WHAT TO WORK ON:
Transcribe all the entries word for word, skipping the pictures.

::::

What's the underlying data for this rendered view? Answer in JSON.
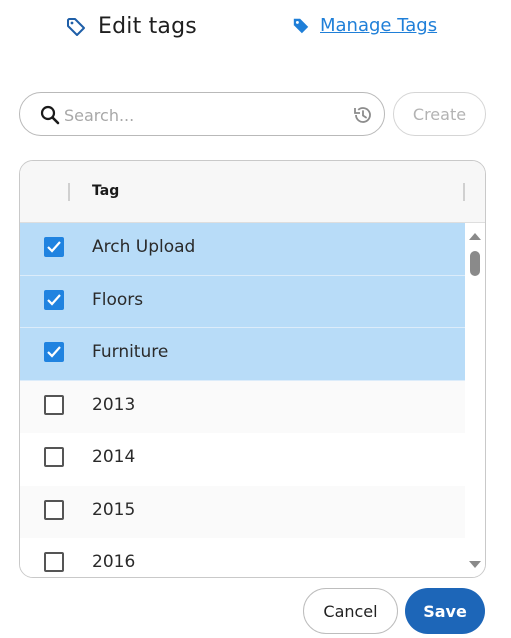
{
  "header": {
    "title": "Edit tags",
    "title_icon": "tag-outline-icon",
    "manage_link": "Manage Tags",
    "manage_icon": "tag-filled-icon"
  },
  "search": {
    "placeholder": "Search...",
    "value": "",
    "search_icon": "search-icon",
    "history_icon": "history-icon"
  },
  "create_label": "Create",
  "table": {
    "header": {
      "tag": "Tag"
    },
    "rows": [
      {
        "label": "Arch Upload",
        "checked": true
      },
      {
        "label": "Floors",
        "checked": true
      },
      {
        "label": "Furniture",
        "checked": true
      },
      {
        "label": "2013",
        "checked": false
      },
      {
        "label": "2014",
        "checked": false
      },
      {
        "label": "2015",
        "checked": false
      },
      {
        "label": "2016",
        "checked": false
      }
    ]
  },
  "footer": {
    "cancel": "Cancel",
    "save": "Save"
  },
  "colors": {
    "accent": "#1f7fd8",
    "selected_row": "#b8dcf8",
    "checkbox": "#2083e0",
    "save_button": "#1d66b8"
  }
}
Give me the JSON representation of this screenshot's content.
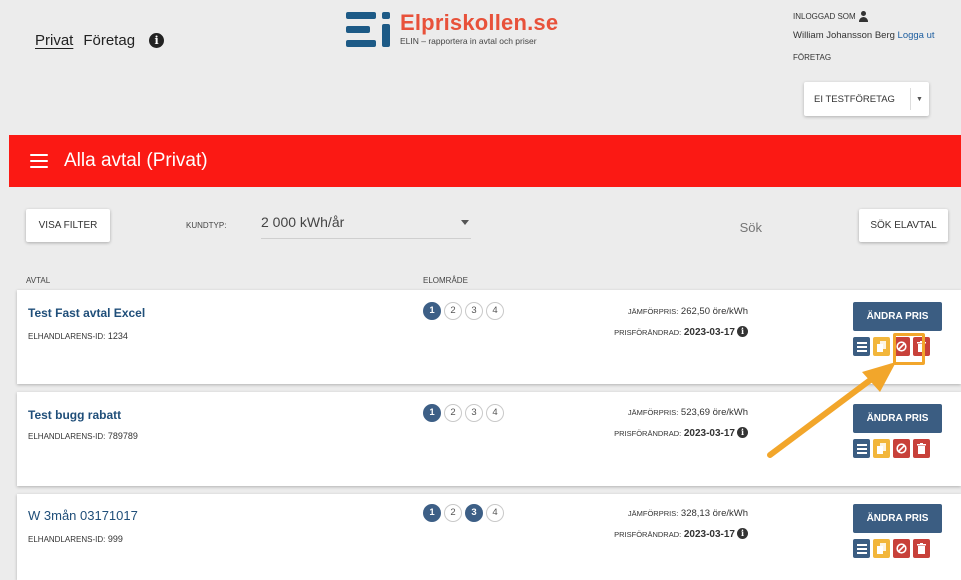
{
  "header": {
    "nav": {
      "privat": "Privat",
      "foretag": "Företag"
    },
    "logo": {
      "title": "Elpriskollen.se",
      "subtitle": "ELIN – rapportera in avtal och priser"
    },
    "user": {
      "logged_in_label": "INLOGGAD SOM",
      "name": "William Johansson Berg",
      "logout": "Logga ut",
      "company_label": "FÖRETAG",
      "company_value": "EI TESTFÖRETAG"
    }
  },
  "titlebar": {
    "title": "Alla avtal (Privat)"
  },
  "filters": {
    "show_filter": "VISA FILTER",
    "kundtyp_label": "KUNDTYP:",
    "kundtyp_value": "2 000 kWh/år",
    "search_placeholder": "Sök",
    "search_button": "SÖK ELAVTAL"
  },
  "columns": {
    "avtal": "AVTAL",
    "elomrade": "ELOMRÅDE"
  },
  "agreements": [
    {
      "name": "Test Fast avtal Excel",
      "id_label": "ELHANDLARENS-ID:",
      "id": "1234",
      "areas": [
        "1",
        "2",
        "3",
        "4"
      ],
      "active_areas": [
        "1"
      ],
      "price_label": "JÄMFÖRPRIS:",
      "price": "262,50 öre/kWh",
      "changed_label": "PRISFÖRÄNDRAD:",
      "changed": "2023-03-17",
      "button": "ÄNDRA PRIS"
    },
    {
      "name": "Test bugg rabatt",
      "id_label": "ELHANDLARENS-ID:",
      "id": "789789",
      "areas": [
        "1",
        "2",
        "3",
        "4"
      ],
      "active_areas": [
        "1"
      ],
      "price_label": "JÄMFÖRPRIS:",
      "price": "523,69 öre/kWh",
      "changed_label": "PRISFÖRÄNDRAD:",
      "changed": "2023-03-17",
      "button": "ÄNDRA PRIS"
    },
    {
      "name": "W 3mån 03171017",
      "id_label": "ELHANDLARENS-ID:",
      "id": "999",
      "areas": [
        "1",
        "2",
        "3",
        "4"
      ],
      "active_areas": [
        "1",
        "3"
      ],
      "price_label": "JÄMFÖRPRIS:",
      "price": "328,13 öre/kWh",
      "changed_label": "PRISFÖRÄNDRAD:",
      "changed": "2023-03-17",
      "button": "ÄNDRA PRIS"
    }
  ],
  "colors": {
    "brand_red": "#fb1914",
    "primary_blue": "#3b5d82",
    "copy_yellow": "#f2b63b",
    "danger_red": "#c8413a",
    "arrow_orange": "#f2a62b"
  },
  "icons": [
    "info-icon",
    "user-icon",
    "hamburger-icon",
    "list-icon",
    "copy-icon",
    "block-icon",
    "trash-icon",
    "arrow-annotation"
  ]
}
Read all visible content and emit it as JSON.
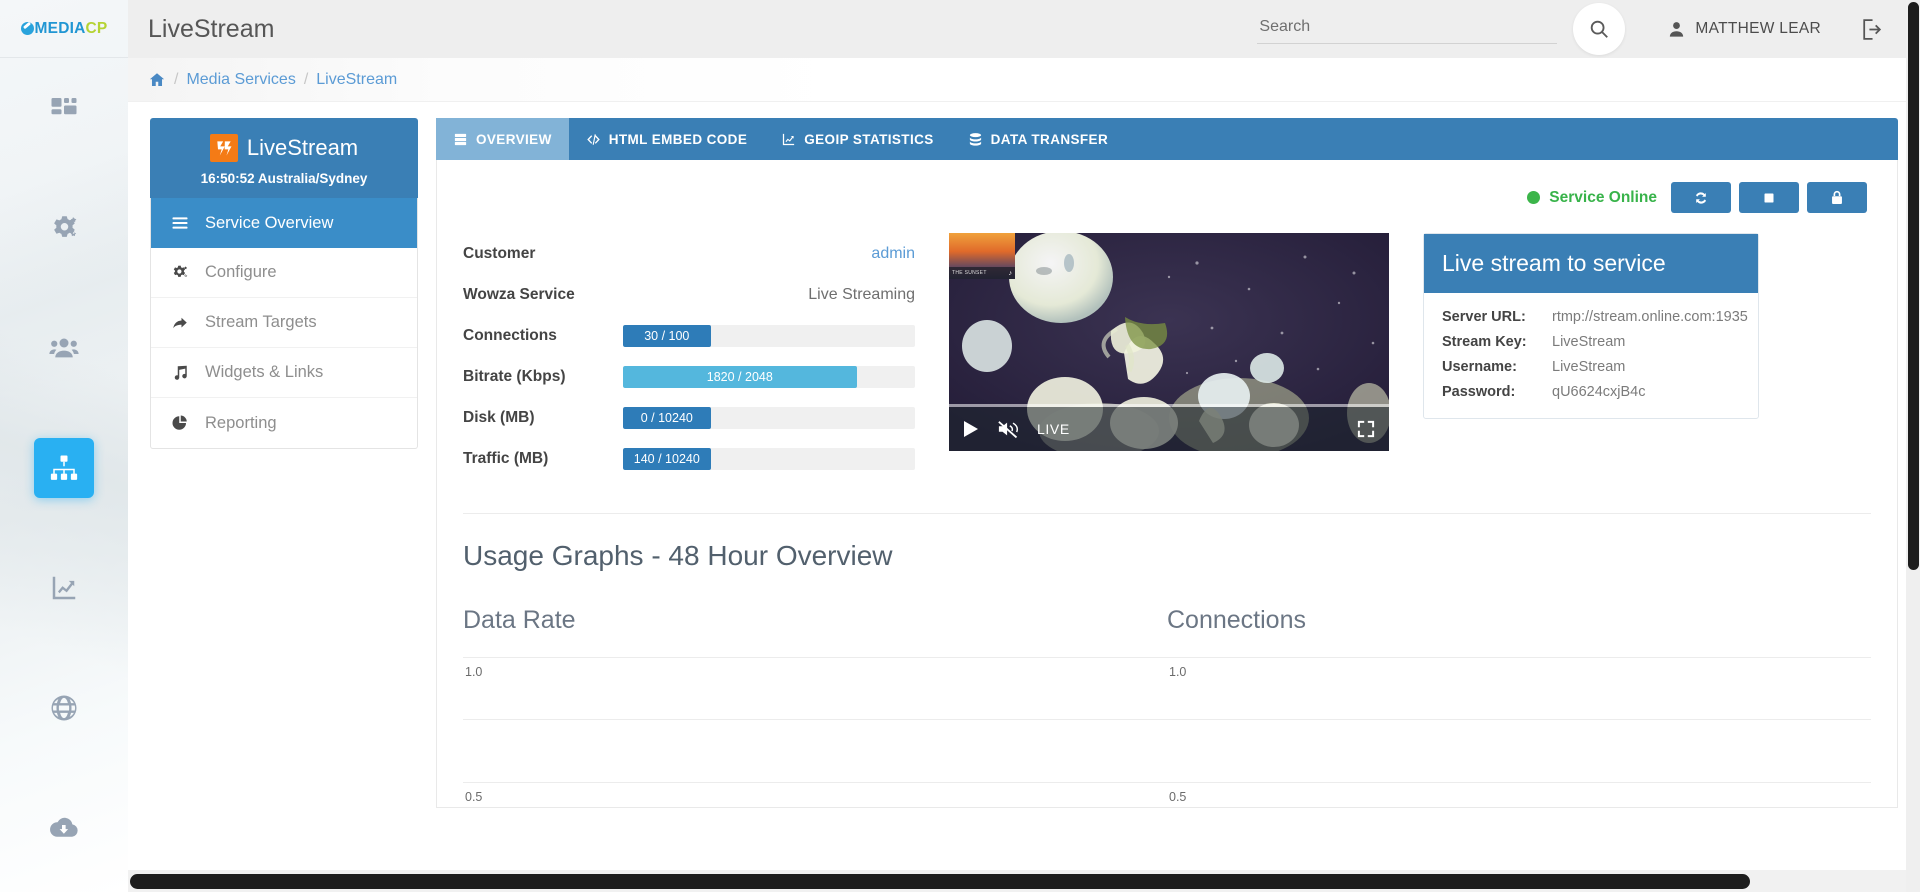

::::

COMPLETE ANSWER:
What's the underlying data for this rendered view? Answer in JSON.
{
  "header": {
    "title": "Edit tags",
    "title_icon": "tag-outline-icon",
    "manage_link": "Manage Tags",
    "manage_icon": "tag-filled-icon"
  },
  "search": {
    "placeholder": "Search...",
    "value": "",
    "search_icon": "search-icon",
    "history_icon": "history-icon"
  },
  "create_label": "Create",
  "table": {
    "header": {
      "tag": "Tag"
    },
    "rows": [
      {
        "label": "Arch Upload",
        "checked": true
      },
      {
        "label": "Floors",
        "checked": true
      },
      {
        "label": "Furniture",
        "checked": true
      },
      {
        "label": "2013",
        "checked": false
      },
      {
        "label": "2014",
        "checked": false
      },
      {
        "label": "2015",
        "checked": false
      },
      {
        "label": "2016",
        "checked": false
      }
    ]
  },
  "footer": {
    "cancel": "Cancel",
    "save": "Save"
  },
  "colors": {
    "accent": "#1f7fd8",
    "selected_row": "#b8dcf8",
    "checkbox": "#2083e0",
    "save_button": "#1d66b8"
  }
}
Give me the JSON representation of this screenshot's content.
{
  "header": {
    "nav": {
      "privat": "Privat",
      "foretag": "Företag"
    },
    "logo": {
      "title": "Elpriskollen.se",
      "subtitle": "ELIN – rapportera in avtal och priser"
    },
    "user": {
      "logged_in_label": "INLOGGAD SOM",
      "name": "William Johansson Berg",
      "logout": "Logga ut",
      "company_label": "FÖRETAG",
      "company_value": "EI TESTFÖRETAG"
    }
  },
  "titlebar": {
    "title": "Alla avtal (Privat)"
  },
  "filters": {
    "show_filter": "VISA FILTER",
    "kundtyp_label": "KUNDTYP:",
    "kundtyp_value": "2 000 kWh/år",
    "search_placeholder": "Sök",
    "search_button": "SÖK ELAVTAL"
  },
  "columns": {
    "avtal": "AVTAL",
    "elomrade": "ELOMRÅDE"
  },
  "agreements": [
    {
      "name": "Test Fast avtal Excel",
      "id_label": "ELHANDLARENS-ID:",
      "id": "1234",
      "areas": [
        "1",
        "2",
        "3",
        "4"
      ],
      "active_areas": [
        "1"
      ],
      "price_label": "JÄMFÖRPRIS:",
      "price": "262,50 öre/kWh",
      "changed_label": "PRISFÖRÄNDRAD:",
      "changed": "2023-03-17",
      "button": "ÄNDRA PRIS"
    },
    {
      "name": "Test bugg rabatt",
      "id_label": "ELHANDLARENS-ID:",
      "id": "789789",
      "areas": [
        "1",
        "2",
        "3",
        "4"
      ],
      "active_areas": [
        "1"
      ],
      "price_label": "JÄMFÖRPRIS:",
      "price": "523,69 öre/kWh",
      "changed_label": "PRISFÖRÄNDRAD:",
      "changed": "2023-03-17",
      "button": "ÄNDRA PRIS"
    },
    {
      "name": "W 3mån 03171017",
      "id_label": "ELHANDLARENS-ID:",
      "id": "999",
      "areas": [
        "1",
        "2",
        "3",
        "4"
      ],
      "active_areas": [
        "1",
        "3"
      ],
      "price_label": "JÄMFÖRPRIS:",
      "price": "328,13 öre/kWh",
      "changed_label": "PRISFÖRÄNDRAD:",
      "changed": "2023-03-17",
      "button": "ÄNDRA PRIS"
    }
  ],
  "colors": {
    "brand_red": "#fb1914",
    "primary_blue": "#3b5d82",
    "copy_yellow": "#f2b63b",
    "danger_red": "#c8413a",
    "arrow_orange": "#f2a62b"
  },
  "icons": [
    "info-icon",
    "user-icon",
    "hamburger-icon",
    "list-icon",
    "copy-icon",
    "block-icon",
    "trash-icon",
    "arrow-annotation"
  ]
}
Read all visible content and emit it as JSON.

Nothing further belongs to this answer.